- _Extracted data entries_
↓↓↓

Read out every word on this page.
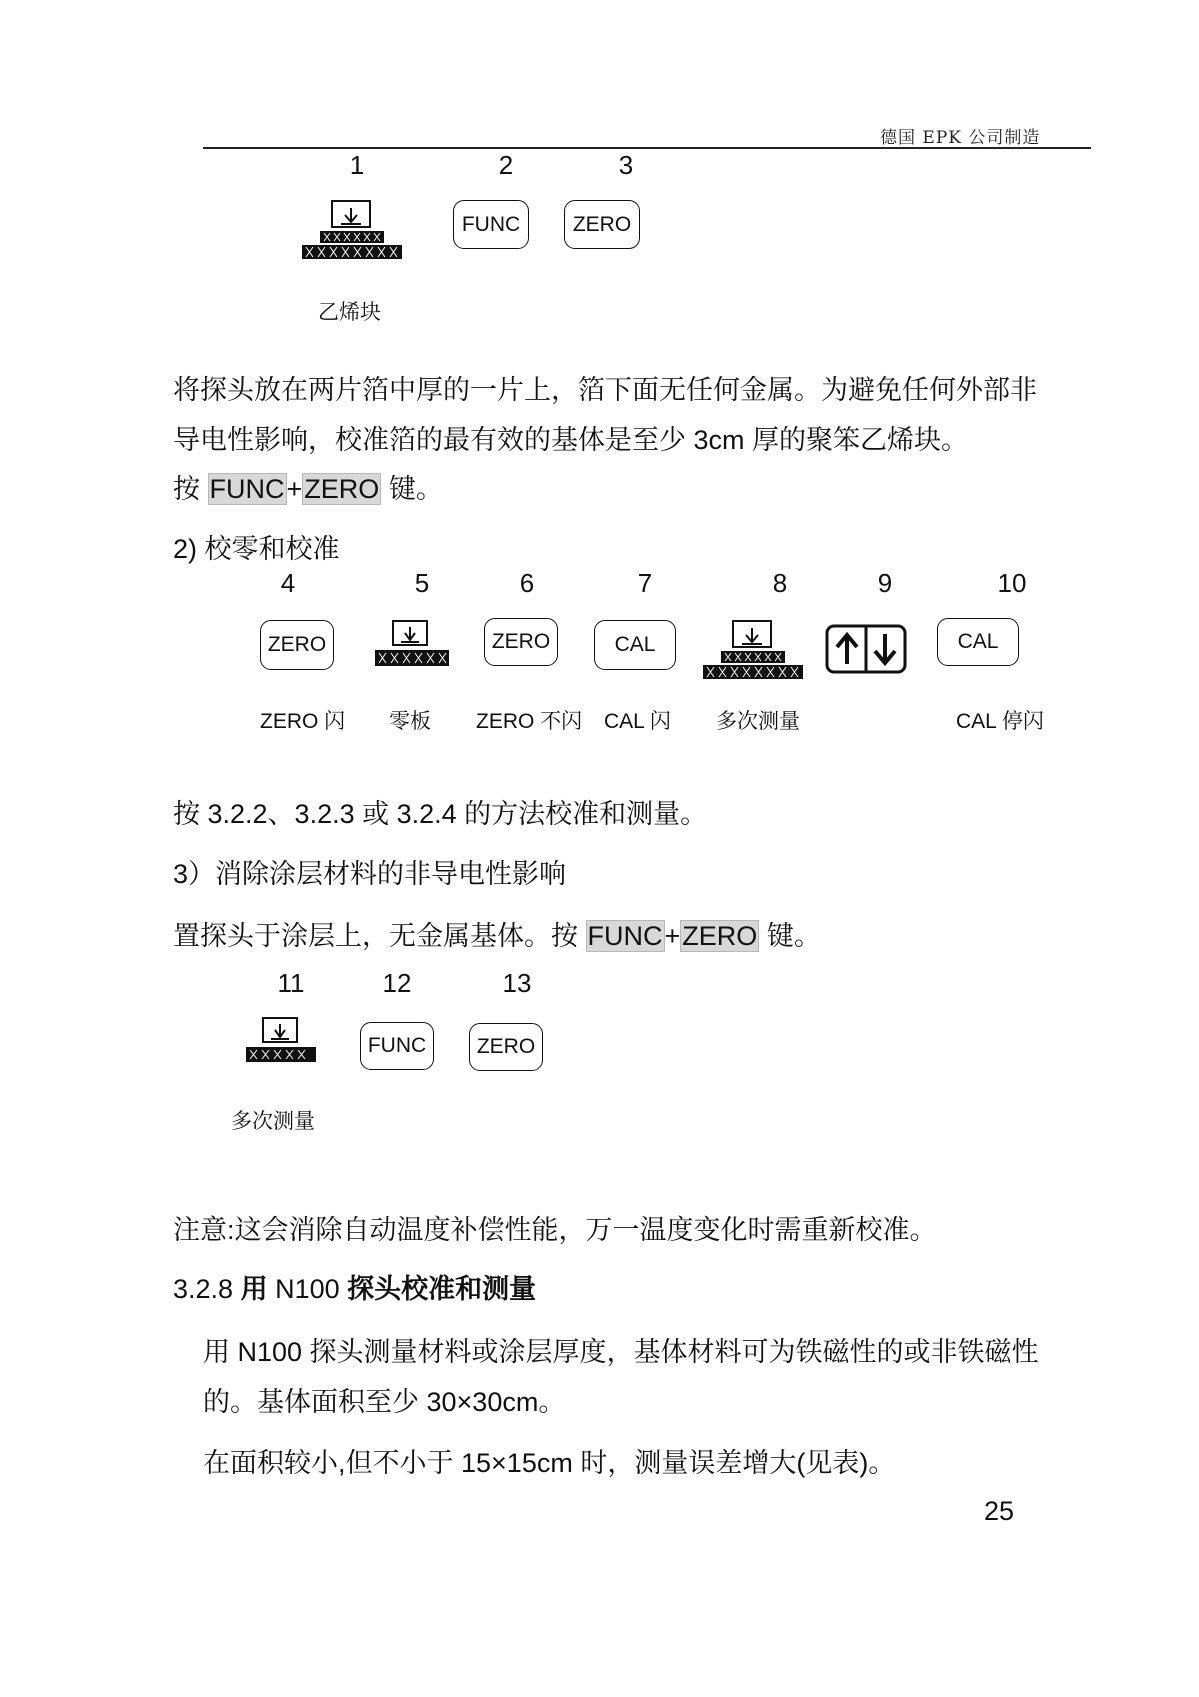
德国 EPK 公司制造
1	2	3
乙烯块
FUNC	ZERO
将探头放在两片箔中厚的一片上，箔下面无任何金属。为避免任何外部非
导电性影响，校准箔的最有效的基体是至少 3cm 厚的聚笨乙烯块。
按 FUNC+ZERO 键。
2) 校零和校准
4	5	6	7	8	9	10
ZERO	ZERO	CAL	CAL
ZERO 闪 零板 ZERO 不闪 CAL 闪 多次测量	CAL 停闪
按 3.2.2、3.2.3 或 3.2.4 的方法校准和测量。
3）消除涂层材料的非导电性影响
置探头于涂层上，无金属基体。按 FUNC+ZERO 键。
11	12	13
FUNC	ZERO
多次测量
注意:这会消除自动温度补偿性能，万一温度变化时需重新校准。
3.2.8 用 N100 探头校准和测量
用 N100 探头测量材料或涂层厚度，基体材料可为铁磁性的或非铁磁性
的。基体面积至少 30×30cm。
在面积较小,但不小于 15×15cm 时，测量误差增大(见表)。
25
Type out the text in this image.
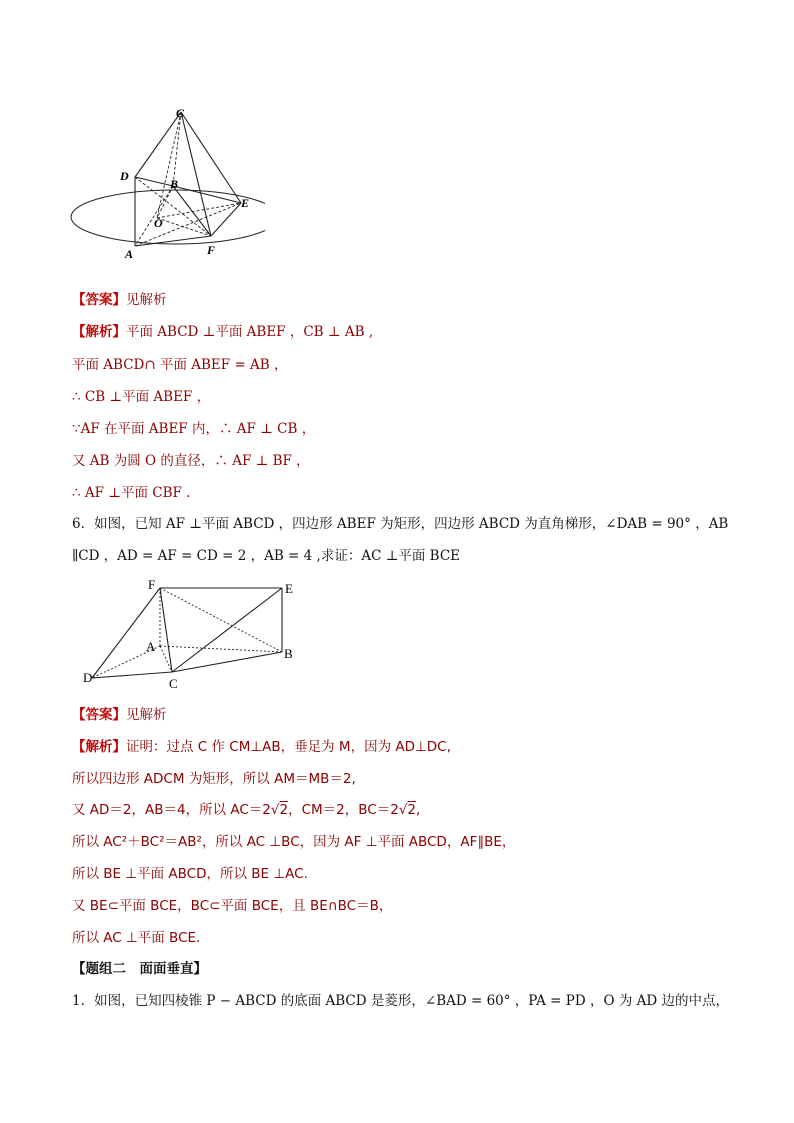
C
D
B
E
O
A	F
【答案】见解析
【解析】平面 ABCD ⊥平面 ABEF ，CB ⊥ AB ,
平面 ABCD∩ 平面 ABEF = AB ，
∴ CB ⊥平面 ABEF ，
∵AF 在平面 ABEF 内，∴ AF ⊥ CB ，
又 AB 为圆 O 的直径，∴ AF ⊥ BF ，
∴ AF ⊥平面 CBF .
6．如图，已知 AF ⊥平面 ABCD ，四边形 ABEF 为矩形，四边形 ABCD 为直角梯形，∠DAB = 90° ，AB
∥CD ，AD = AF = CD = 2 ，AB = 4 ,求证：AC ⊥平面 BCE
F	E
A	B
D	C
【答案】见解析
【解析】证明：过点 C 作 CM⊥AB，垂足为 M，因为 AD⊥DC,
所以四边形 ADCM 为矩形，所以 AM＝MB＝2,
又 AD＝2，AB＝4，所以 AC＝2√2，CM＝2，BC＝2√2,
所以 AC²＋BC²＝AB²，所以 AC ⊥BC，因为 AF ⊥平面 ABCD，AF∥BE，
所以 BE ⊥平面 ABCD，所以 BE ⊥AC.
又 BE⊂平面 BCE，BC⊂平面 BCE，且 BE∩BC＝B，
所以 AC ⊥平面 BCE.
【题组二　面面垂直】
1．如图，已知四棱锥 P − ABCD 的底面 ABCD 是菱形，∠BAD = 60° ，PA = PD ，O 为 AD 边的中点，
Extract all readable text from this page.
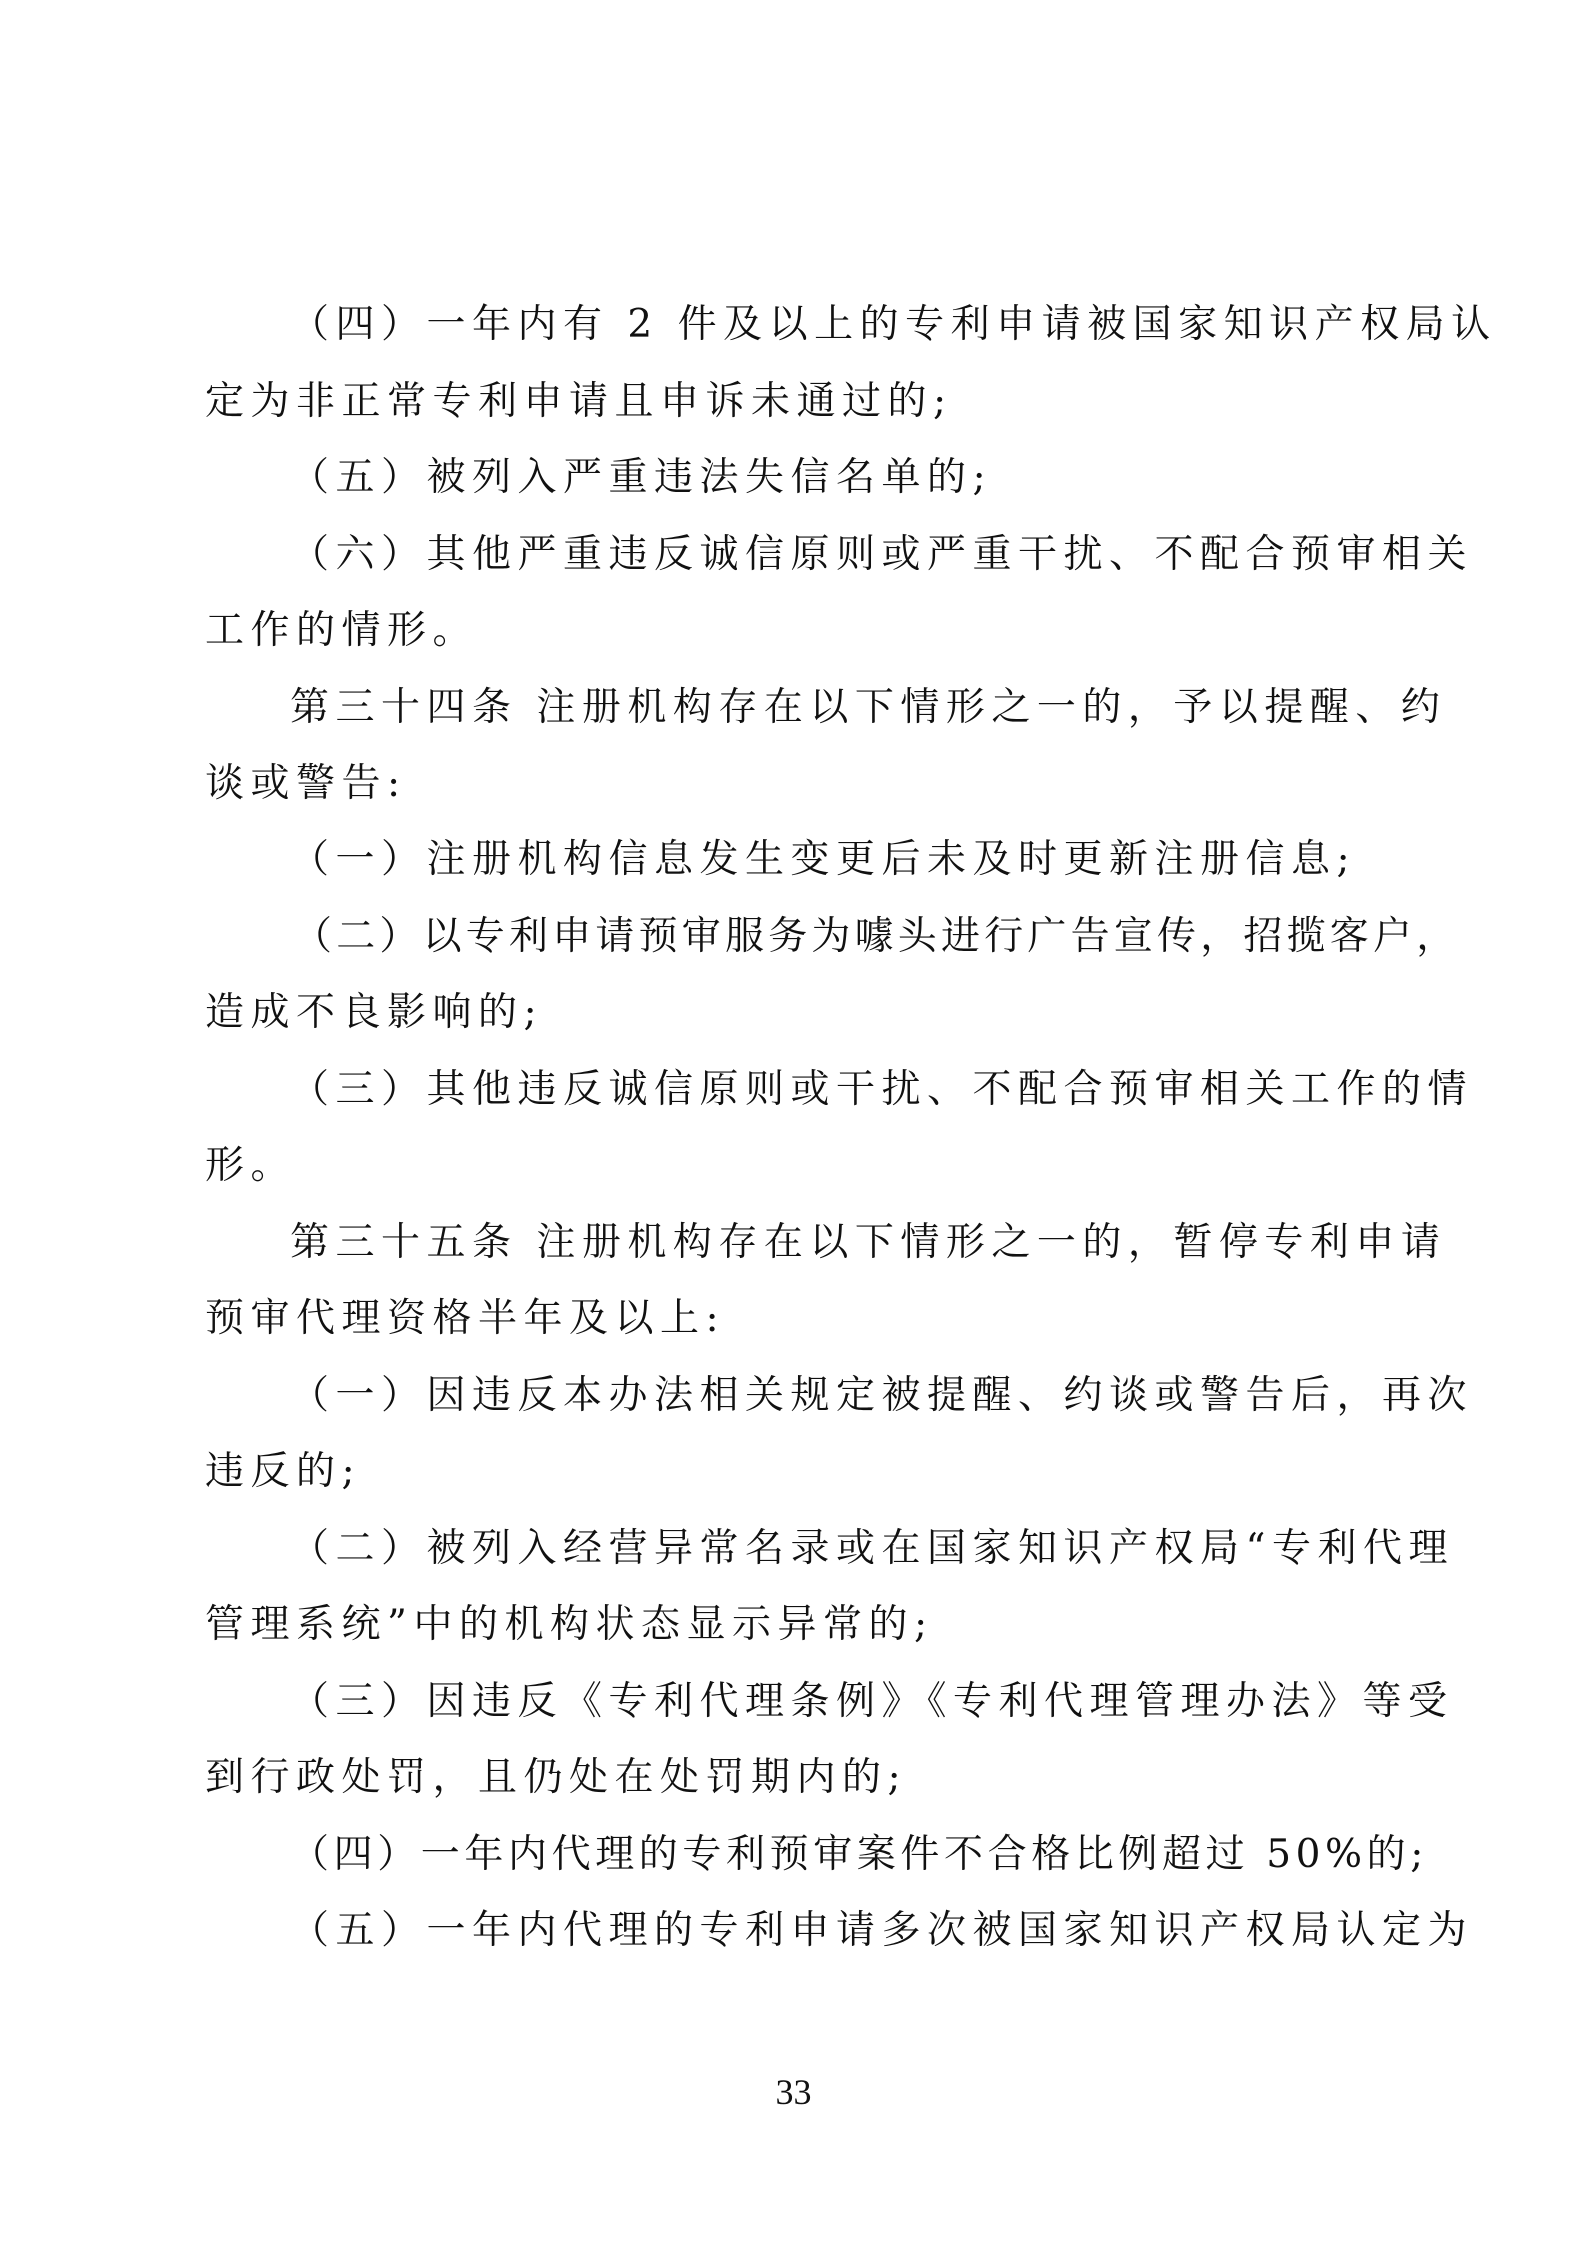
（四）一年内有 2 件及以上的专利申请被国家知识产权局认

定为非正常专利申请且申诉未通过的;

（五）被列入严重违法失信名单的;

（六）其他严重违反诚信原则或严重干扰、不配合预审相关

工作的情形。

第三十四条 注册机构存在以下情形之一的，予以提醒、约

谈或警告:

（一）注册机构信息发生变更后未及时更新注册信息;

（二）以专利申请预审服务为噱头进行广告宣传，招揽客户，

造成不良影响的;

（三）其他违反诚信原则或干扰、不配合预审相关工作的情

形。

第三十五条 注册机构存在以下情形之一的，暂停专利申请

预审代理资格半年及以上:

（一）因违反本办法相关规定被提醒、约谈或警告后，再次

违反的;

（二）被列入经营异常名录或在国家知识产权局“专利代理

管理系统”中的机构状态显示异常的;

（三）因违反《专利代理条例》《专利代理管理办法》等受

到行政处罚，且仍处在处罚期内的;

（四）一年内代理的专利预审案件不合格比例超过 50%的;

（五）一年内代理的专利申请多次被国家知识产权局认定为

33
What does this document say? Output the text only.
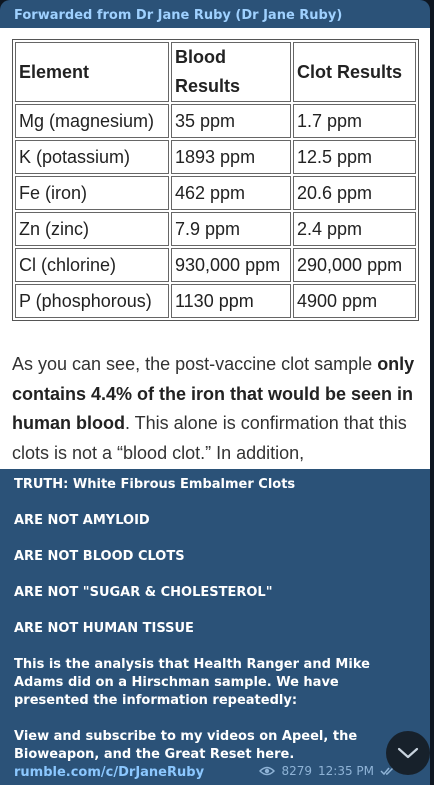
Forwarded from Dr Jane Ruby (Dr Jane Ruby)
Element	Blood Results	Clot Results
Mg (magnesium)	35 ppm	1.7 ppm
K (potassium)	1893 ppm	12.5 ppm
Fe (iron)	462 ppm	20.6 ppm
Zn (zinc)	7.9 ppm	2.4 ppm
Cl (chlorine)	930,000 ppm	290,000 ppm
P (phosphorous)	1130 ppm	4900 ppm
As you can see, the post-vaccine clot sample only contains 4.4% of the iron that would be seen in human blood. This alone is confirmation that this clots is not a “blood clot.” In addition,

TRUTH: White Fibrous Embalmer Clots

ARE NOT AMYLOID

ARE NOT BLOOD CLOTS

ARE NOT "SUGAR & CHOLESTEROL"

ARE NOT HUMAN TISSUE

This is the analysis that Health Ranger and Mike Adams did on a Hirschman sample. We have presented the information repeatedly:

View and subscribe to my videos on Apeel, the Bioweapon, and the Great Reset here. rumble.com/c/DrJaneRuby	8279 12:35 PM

↑↑↑

- _Requirement_
Using the records above, gather all lines where the string "that" is present.

- _Task output_
As you can see, the post-vaccine clot sample only contains 4.4% of the iron that would be seen in human blood. This alone is confirmation that this clots is not a “blood clot.” In addition,
This is the analysis that Health Ranger and Mike Adams did on a Hirschman sample. We have presented the information repeatedly:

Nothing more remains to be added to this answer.